→ Required task a: Copy the listing word for word, beginning at its first line and stopping after the line that contains "logo-mark: ▲: [96, 133, 114, 154]".

Bulgaria to Try Exiled Tycoon Over Bank Collapse
Bulgarian prosecutors have indicted an organized crime group of 18 people over the failure of the Corporate Commercial Bank, CCB, in 2014, starting with the bank's majority owner, Tsvetan Vassilev.
The indictment was filed with ihe Special Criminal Court in Sofia on Thursday.
Among those accused of appropriating 2.8 billion leva (around 1.4 billion euros) from the assets of the bank, which collapsed in 2014, are the former deputy governor of the Bulgarian National Bank, Tsvetan Gunev, auditors from the central bank and employees of the CCB.
"Due to the huge scope of the appropriated funds and the influence it had on the economy and society, the 'CCB model' constitutes ... the largest economic and public 'financial fraud' that has occurred in modern Bulgarian history," reads the prosecution's 150-page resume of the indictment, published on its website.
The prosecutors note that Vasilev lives now at an unidentified address in Serbia, recalling that Bulgaria has sought his extradition multiple times under a European arrest warrant, but the "strange absence of any answer by the competent Serbian judicial authorities".

→ Required task b: For the article on the Bulgarian bank collapse, answer yes or no to each statement and quote the words from the article that decide it. (i) Prosecutors indicted a group of 18 people. (ii) The bank collapsed in 2016. (iii) The prosecution's resume of the indictment runs 150 pages.

→ Dataset rows:
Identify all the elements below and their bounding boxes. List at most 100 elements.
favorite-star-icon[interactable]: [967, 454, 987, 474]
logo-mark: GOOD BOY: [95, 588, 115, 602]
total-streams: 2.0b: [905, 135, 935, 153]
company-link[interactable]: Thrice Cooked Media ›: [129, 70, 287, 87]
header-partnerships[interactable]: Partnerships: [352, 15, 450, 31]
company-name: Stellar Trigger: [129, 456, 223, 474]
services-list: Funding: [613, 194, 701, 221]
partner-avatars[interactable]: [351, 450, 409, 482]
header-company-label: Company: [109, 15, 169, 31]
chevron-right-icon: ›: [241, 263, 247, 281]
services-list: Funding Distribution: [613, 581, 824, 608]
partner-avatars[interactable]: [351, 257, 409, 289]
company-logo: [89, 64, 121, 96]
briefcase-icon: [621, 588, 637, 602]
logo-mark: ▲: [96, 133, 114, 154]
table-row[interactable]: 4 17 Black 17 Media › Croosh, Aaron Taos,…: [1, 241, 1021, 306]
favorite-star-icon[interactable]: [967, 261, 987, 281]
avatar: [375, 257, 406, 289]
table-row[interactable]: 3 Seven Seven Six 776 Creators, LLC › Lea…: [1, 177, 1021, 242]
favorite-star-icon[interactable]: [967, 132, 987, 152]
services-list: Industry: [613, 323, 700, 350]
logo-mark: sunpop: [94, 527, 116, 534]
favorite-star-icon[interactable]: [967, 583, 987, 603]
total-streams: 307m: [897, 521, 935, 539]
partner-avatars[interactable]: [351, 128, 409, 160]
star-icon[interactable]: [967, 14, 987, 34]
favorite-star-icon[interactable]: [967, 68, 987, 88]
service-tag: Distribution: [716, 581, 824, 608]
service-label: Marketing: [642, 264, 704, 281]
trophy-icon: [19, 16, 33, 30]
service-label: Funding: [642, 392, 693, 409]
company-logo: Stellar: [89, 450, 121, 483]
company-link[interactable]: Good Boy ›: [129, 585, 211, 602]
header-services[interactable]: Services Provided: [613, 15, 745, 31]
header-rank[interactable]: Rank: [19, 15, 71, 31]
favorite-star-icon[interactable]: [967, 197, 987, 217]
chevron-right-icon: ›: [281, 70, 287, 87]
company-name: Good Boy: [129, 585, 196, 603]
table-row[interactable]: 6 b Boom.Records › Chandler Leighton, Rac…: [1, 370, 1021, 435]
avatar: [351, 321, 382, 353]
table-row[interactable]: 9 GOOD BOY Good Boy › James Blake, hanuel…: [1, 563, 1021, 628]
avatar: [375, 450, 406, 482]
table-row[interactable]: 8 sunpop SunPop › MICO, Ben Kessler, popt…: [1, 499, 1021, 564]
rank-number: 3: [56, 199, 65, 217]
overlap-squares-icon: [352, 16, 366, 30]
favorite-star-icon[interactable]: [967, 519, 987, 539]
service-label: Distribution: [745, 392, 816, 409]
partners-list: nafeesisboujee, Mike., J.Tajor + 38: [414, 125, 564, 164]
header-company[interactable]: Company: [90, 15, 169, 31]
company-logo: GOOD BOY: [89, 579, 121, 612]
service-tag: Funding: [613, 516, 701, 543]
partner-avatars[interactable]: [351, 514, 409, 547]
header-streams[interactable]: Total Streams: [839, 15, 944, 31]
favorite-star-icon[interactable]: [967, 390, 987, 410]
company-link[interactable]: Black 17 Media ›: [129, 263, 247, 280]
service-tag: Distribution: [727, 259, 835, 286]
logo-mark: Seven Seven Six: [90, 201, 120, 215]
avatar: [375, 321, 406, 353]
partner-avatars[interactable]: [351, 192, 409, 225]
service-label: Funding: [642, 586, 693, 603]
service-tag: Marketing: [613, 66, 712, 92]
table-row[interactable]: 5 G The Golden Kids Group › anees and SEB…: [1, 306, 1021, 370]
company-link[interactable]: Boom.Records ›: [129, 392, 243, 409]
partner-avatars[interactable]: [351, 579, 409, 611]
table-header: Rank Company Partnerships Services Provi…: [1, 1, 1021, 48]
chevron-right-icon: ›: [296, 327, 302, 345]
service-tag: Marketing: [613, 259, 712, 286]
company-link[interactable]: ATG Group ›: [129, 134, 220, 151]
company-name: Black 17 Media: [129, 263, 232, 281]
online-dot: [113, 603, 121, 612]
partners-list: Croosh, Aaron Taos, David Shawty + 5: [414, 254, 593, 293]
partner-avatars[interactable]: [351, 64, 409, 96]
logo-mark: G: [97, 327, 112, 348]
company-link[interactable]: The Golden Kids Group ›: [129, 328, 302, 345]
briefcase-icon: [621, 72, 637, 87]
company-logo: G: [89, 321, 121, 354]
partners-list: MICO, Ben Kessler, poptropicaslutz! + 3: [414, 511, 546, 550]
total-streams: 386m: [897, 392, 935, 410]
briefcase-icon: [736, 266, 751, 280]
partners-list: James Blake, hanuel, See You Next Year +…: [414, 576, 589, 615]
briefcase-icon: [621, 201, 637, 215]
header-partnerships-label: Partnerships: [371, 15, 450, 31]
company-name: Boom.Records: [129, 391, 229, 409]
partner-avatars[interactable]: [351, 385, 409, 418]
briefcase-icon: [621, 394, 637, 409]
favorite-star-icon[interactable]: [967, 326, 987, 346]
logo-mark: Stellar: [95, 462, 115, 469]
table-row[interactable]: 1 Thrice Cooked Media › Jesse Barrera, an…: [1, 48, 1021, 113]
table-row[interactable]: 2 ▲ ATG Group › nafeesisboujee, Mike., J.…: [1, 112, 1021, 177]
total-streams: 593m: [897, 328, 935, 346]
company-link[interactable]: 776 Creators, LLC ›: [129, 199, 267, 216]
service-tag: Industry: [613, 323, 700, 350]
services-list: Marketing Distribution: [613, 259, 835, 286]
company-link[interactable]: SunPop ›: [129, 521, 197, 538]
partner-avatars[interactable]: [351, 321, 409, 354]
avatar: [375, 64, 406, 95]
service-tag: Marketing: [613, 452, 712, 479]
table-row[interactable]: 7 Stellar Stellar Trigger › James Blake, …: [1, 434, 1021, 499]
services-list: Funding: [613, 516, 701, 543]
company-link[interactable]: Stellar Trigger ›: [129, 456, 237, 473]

→ Task answer a:
Identify all the elements below and their bounding boxes. List at most 100 elements.
favorite-star-icon[interactable]: [967, 454, 987, 474]
logo-mark: GOOD BOY: [95, 588, 115, 602]
total-streams: 2.0b: [905, 135, 935, 153]
company-link[interactable]: Thrice Cooked Media ›: [129, 70, 287, 87]
header-partnerships[interactable]: Partnerships: [352, 15, 450, 31]
company-name: Stellar Trigger: [129, 456, 223, 474]
services-list: Funding: [613, 194, 701, 221]
partner-avatars[interactable]: [351, 450, 409, 482]
header-company-label: Company: [109, 15, 169, 31]
chevron-right-icon: ›: [241, 263, 247, 281]
services-list: Funding Distribution: [613, 581, 824, 608]
partner-avatars[interactable]: [351, 257, 409, 289]
company-logo: [89, 64, 121, 96]
briefcase-icon: [621, 588, 637, 602]
logo-mark: ▲: [96, 133, 114, 154]

→ Task answer b:
(i) Yes: "an organized crime group of 18 people"
(ii) No: "which collapsed in 2014"
(iii) Yes: "the prosecution's 150-page resume of the indictment"